**STATED PROBLEM**
Return the records that follow, matching each one exactly.

[begin RECORDS FOR THIS EXERCISE]

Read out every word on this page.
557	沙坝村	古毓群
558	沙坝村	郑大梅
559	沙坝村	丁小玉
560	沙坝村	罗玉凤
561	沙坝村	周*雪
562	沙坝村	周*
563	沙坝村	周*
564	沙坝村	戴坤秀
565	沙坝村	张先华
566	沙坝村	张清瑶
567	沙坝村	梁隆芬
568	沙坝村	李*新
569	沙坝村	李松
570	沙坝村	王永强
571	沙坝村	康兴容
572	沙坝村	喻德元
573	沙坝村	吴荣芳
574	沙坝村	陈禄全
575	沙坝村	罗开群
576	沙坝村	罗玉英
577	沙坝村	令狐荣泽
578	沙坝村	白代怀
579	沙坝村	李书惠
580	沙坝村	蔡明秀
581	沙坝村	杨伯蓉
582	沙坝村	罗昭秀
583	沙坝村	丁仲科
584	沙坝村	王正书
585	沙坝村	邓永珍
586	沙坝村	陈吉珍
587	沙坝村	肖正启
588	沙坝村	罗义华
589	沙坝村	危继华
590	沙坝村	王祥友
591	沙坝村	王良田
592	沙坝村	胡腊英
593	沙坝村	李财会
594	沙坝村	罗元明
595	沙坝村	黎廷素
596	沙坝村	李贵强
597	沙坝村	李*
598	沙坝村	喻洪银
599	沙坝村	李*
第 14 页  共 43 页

[end RECORDS FOR THIS EXERCISE]

**WRITTEN RESPONSE**
Read out every word on this page.
557	沙坝村	古毓群
558	沙坝村	郑大梅
559	沙坝村	丁小玉
560	沙坝村	罗玉凤
561	沙坝村	周*雪
562	沙坝村	周*
563	沙坝村	周*
564	沙坝村	戴坤秀
565	沙坝村	张先华
566	沙坝村	张清瑶
567	沙坝村	梁隆芬
568	沙坝村	李*新
569	沙坝村	李松
570	沙坝村	王永强
571	沙坝村	康兴容
572	沙坝村	喻德元
573	沙坝村	吴荣芳
574	沙坝村	陈禄全
575	沙坝村	罗开群
576	沙坝村	罗玉英
577	沙坝村	令狐荣泽
578	沙坝村	白代怀
579	沙坝村	李书惠
580	沙坝村	蔡明秀
581	沙坝村	杨伯蓉
582	沙坝村	罗昭秀
583	沙坝村	丁仲科
584	沙坝村	王正书
585	沙坝村	邓永珍
586	沙坝村	陈吉珍
587	沙坝村	肖正启
588	沙坝村	罗义华
589	沙坝村	危继华
590	沙坝村	王祥友
591	沙坝村	王良田
592	沙坝村	胡腊英
593	沙坝村	李财会
594	沙坝村	罗元明
595	沙坝村	黎廷素
596	沙坝村	李贵强
597	沙坝村	李*
598	沙坝村	喻洪银
599	沙坝村	李*
第 14 页  共 43 页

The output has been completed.